• Material provided
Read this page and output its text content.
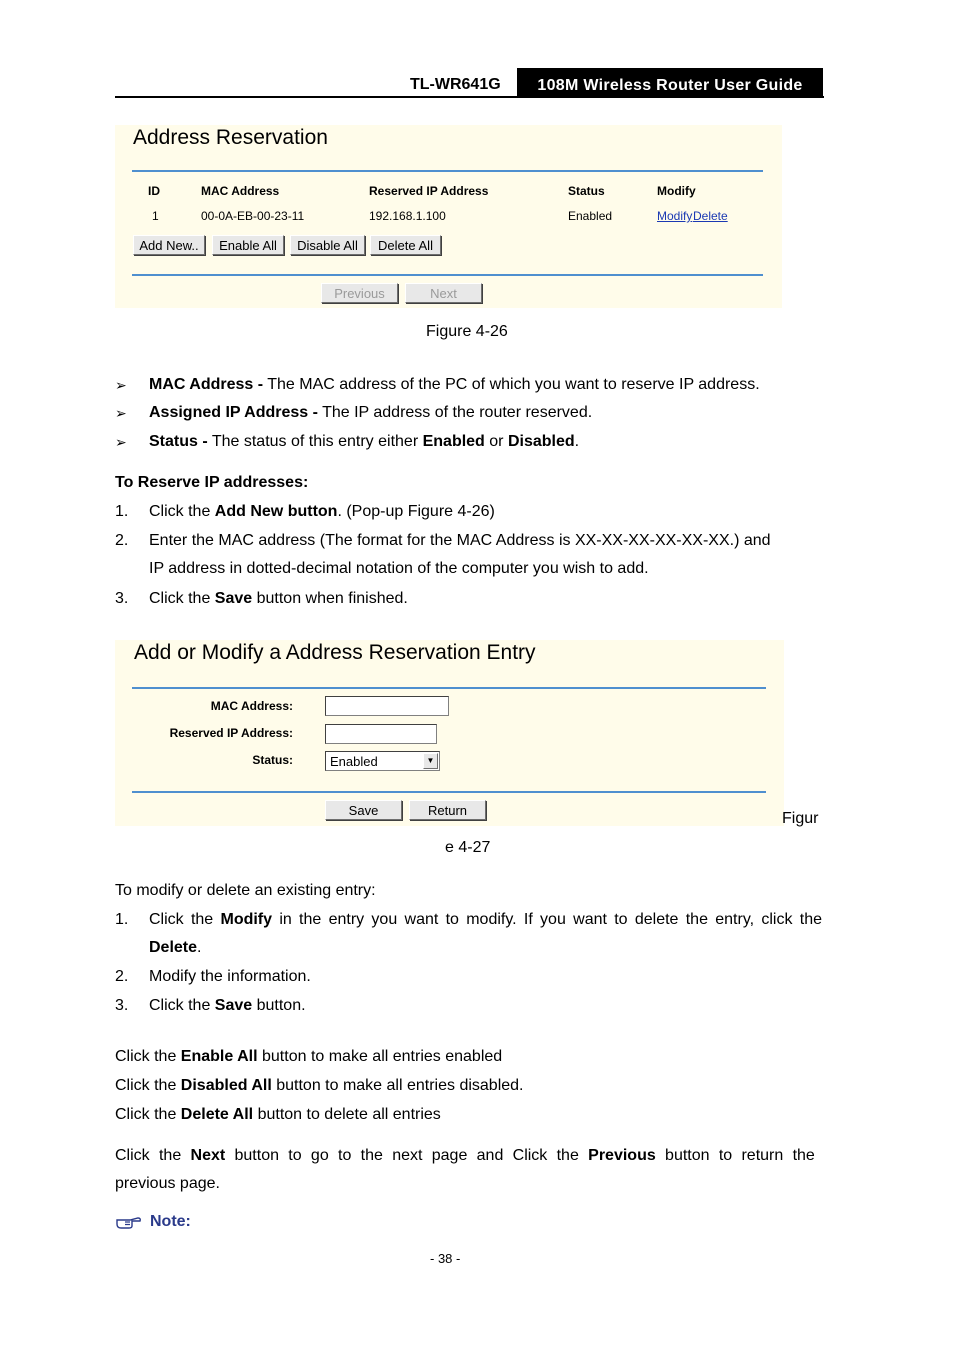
TL-WR641G	108M Wireless Router User Guide
Address Reservation
ID	MAC Address	Reserved IP Address	Status	Modify
1	00-0A-EB-00-23-11	192.168.1.100	Enabled	Modify Delete
Add New..	Enable All	Disable All	Delete All
Previous	Next
Figure 4-26
➢ MAC Address - The MAC address of the PC of which you want to reserve IP address.
➢ Assigned IP Address - The IP address of the router reserved.
➢ Status - The status of this entry either Enabled or Disabled.
To Reserve IP addresses:
1. Click the Add New button. (Pop-up Figure 4-26)
2. Enter the MAC address (The format for the MAC Address is XX-XX-XX-XX-XX-XX.) and
IP address in dotted-decimal notation of the computer you wish to add.
3. Click the Save button when finished.
Add or Modify a Address Reservation Entry
MAC Address:
Reserved IP Address:
Status:	Enabled	▼
Save	Return	Figur
e 4-27
To modify or delete an existing entry:
1. Click the Modify in the entry you want to modify. If you want to delete the entry, click the
Delete.
2. Modify the information.
3. Click the Save button.
Click the Enable All button to make all entries enabled
Click the Disabled All button to make all entries disabled.
Click the Delete All button to delete all entries
Click the Next button to go to the next page and Click the Previous button to return the
previous page.
Note:
- 38 -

• Exercise prompt
Restate the data above word for word. Do not include the images.

• Task response
Read this page and output its text content.
TL-WR641G	108M Wireless Router User Guide
Address Reservation
ID	MAC Address	Reserved IP Address	Status	Modify
1	00-0A-EB-00-23-11	192.168.1.100	Enabled	Modify Delete
Add New..	Enable All	Disable All	Delete All
Previous	Next
Figure 4-26
➢ MAC Address - The MAC address of the PC of which you want to reserve IP address.
➢ Assigned IP Address - The IP address of the router reserved.
➢ Status - The status of this entry either Enabled or Disabled.
To Reserve IP addresses:
1. Click the Add New button. (Pop-up Figure 4-26)
2. Enter the MAC address (The format for the MAC Address is XX-XX-XX-XX-XX-XX.) and
IP address in dotted-decimal notation of the computer you wish to add.
3. Click the Save button when finished.
Add or Modify a Address Reservation Entry
MAC Address:
Reserved IP Address:
Status:	Enabled	▼
Save	Return	Figur
e 4-27
To modify or delete an existing entry:
1. Click the Modify in the entry you want to modify. If you want to delete the entry, click the
Delete.
2. Modify the information.
3. Click the Save button.
Click the Enable All button to make all entries enabled
Click the Disabled All button to make all entries disabled.
Click the Delete All button to delete all entries
Click the Next button to go to the next page and Click the Previous button to return the
previous page.
Note:
- 38 -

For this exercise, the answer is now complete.